EXERCISE >>
Wherever "ensuring" appears in a line, copy that line.

PROVIDED RECORDS >>

+---+

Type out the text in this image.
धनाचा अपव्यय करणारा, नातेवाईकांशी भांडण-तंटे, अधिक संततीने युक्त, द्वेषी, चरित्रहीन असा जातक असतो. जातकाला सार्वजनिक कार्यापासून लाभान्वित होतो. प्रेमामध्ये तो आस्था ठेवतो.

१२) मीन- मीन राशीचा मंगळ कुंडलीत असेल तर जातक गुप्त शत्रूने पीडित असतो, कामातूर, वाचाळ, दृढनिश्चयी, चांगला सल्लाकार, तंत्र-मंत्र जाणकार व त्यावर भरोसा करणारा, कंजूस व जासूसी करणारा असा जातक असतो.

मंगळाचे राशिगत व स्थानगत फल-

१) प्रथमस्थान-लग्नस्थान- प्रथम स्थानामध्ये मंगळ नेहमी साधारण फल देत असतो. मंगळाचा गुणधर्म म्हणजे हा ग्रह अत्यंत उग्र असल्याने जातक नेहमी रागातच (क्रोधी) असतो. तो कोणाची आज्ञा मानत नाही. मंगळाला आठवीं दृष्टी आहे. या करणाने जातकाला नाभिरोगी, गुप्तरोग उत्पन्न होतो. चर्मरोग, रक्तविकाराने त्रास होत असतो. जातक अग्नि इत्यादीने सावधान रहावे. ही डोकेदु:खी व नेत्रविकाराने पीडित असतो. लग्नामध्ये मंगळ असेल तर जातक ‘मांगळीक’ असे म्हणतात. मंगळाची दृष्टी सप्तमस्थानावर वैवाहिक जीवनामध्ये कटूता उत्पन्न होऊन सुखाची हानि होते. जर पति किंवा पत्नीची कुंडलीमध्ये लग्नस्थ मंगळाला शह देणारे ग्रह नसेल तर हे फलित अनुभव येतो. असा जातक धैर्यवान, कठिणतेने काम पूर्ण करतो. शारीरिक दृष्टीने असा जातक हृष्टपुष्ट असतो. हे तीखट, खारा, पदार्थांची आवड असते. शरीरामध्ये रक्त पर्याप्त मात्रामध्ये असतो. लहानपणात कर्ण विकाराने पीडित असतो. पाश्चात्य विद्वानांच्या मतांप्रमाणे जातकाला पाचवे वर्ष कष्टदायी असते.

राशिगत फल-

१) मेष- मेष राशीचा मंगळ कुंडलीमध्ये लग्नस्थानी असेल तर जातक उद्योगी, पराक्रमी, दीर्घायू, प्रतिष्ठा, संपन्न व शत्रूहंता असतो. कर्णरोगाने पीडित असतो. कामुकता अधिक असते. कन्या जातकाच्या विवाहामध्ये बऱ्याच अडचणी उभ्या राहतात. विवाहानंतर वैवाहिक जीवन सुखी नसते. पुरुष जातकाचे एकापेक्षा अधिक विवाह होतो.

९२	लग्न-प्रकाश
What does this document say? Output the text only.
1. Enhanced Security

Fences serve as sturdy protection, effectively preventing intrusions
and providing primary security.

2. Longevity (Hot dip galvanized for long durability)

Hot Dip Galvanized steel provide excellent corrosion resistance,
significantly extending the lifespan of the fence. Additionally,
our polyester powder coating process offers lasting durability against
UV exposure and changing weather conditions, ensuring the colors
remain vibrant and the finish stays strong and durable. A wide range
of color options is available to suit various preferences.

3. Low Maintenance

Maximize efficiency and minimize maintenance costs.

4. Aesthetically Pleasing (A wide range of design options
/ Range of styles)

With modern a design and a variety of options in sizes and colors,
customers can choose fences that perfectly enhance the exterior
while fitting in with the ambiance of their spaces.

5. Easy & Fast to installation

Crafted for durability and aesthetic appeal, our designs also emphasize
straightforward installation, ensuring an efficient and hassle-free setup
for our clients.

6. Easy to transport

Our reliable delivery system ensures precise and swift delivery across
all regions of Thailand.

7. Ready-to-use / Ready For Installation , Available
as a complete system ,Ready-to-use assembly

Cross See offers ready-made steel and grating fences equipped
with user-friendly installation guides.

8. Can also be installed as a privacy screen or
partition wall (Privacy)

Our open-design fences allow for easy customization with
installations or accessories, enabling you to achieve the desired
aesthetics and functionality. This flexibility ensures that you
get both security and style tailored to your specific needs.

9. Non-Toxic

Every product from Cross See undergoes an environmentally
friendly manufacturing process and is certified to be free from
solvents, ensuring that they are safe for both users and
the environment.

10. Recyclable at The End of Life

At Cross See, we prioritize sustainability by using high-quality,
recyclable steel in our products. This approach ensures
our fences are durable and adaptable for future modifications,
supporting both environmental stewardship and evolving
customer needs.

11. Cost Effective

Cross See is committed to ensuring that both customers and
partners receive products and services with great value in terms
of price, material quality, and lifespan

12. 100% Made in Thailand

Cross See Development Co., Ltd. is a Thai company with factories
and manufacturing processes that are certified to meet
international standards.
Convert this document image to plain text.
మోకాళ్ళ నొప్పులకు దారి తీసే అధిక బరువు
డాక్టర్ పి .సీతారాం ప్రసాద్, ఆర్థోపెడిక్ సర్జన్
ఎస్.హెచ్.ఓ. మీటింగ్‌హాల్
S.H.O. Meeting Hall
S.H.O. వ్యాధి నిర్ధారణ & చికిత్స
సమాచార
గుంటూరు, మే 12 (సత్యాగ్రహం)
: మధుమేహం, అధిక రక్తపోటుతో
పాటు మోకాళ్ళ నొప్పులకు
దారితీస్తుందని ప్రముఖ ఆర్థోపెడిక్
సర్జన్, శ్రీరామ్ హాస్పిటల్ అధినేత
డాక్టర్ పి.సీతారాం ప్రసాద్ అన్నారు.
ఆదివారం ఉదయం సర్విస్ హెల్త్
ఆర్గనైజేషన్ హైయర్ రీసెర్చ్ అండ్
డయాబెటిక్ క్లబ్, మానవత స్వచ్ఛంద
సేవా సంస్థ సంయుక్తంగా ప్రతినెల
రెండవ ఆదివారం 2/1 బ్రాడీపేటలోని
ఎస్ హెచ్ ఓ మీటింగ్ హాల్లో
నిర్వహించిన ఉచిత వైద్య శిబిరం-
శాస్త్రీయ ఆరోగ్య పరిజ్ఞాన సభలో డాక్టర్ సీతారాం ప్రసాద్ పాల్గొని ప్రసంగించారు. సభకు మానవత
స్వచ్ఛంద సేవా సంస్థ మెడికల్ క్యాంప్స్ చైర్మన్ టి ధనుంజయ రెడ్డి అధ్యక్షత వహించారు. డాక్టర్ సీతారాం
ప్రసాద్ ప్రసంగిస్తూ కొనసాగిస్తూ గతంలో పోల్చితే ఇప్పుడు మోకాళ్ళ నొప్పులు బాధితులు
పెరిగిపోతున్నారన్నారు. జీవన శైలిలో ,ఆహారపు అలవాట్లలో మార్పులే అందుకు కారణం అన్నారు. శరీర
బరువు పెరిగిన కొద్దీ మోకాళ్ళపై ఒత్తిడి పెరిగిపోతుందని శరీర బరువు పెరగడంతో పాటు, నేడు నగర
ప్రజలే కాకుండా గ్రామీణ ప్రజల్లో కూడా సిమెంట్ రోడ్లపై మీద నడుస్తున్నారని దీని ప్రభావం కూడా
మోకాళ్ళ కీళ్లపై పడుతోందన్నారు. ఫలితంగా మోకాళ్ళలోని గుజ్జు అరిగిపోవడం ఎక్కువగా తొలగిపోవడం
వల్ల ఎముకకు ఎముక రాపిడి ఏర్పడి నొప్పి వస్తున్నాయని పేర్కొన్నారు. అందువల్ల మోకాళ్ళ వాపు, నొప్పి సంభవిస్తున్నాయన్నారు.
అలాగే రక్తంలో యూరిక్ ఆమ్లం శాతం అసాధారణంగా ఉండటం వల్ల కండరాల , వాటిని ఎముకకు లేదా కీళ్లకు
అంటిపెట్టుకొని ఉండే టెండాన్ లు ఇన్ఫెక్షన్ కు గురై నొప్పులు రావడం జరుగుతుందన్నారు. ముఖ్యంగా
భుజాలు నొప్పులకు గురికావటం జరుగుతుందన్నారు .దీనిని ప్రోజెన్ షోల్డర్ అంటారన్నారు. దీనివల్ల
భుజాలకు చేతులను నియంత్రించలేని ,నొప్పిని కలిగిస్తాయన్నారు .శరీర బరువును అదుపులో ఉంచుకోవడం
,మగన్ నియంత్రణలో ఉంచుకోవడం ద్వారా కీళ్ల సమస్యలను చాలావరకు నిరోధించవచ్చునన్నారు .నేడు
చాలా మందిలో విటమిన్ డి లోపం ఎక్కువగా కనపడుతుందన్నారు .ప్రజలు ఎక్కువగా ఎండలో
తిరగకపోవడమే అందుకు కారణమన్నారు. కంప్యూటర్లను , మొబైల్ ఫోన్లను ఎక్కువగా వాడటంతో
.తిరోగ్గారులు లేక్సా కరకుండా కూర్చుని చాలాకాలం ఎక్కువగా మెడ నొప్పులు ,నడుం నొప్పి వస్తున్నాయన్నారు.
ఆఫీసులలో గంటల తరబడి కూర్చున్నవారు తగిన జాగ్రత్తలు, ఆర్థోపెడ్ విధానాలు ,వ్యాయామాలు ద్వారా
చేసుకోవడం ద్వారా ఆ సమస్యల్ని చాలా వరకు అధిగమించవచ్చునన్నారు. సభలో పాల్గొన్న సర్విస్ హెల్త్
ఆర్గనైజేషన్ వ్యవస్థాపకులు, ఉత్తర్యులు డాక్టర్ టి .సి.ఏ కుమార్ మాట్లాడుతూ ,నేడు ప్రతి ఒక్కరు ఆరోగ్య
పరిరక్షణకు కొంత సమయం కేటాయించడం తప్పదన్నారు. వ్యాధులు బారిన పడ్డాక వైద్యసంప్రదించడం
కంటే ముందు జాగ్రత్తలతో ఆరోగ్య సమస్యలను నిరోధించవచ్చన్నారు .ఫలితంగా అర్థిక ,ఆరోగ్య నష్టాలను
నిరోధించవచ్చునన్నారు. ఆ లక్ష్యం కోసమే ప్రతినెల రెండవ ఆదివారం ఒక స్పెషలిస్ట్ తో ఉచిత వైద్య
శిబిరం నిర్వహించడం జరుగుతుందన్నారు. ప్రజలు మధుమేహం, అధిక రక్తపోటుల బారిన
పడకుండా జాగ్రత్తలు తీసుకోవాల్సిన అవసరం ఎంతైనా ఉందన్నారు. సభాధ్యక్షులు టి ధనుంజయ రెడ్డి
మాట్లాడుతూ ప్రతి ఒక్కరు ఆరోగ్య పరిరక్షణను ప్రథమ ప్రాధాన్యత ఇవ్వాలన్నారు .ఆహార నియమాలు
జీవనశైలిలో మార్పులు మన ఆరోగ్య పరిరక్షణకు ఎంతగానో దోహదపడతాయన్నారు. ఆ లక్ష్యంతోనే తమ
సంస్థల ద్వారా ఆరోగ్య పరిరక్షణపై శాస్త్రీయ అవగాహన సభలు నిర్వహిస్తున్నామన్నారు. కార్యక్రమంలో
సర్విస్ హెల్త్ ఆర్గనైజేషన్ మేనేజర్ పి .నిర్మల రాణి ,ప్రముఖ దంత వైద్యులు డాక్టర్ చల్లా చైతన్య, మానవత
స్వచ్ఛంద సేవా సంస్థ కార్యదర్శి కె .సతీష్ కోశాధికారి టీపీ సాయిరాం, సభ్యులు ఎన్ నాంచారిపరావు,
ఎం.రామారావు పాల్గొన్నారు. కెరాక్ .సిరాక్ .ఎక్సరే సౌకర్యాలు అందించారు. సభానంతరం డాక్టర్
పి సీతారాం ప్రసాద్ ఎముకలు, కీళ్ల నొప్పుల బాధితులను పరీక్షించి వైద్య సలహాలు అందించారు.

+---+

RESULT OF THIS EXERCISE >>
UV exposure and changing weather conditions, ensuring the colors
straightforward installation, ensuring an efficient and hassle-free setup
solvents, ensuring that they are safe for both users and
Cross See is committed to ensuring that both customers and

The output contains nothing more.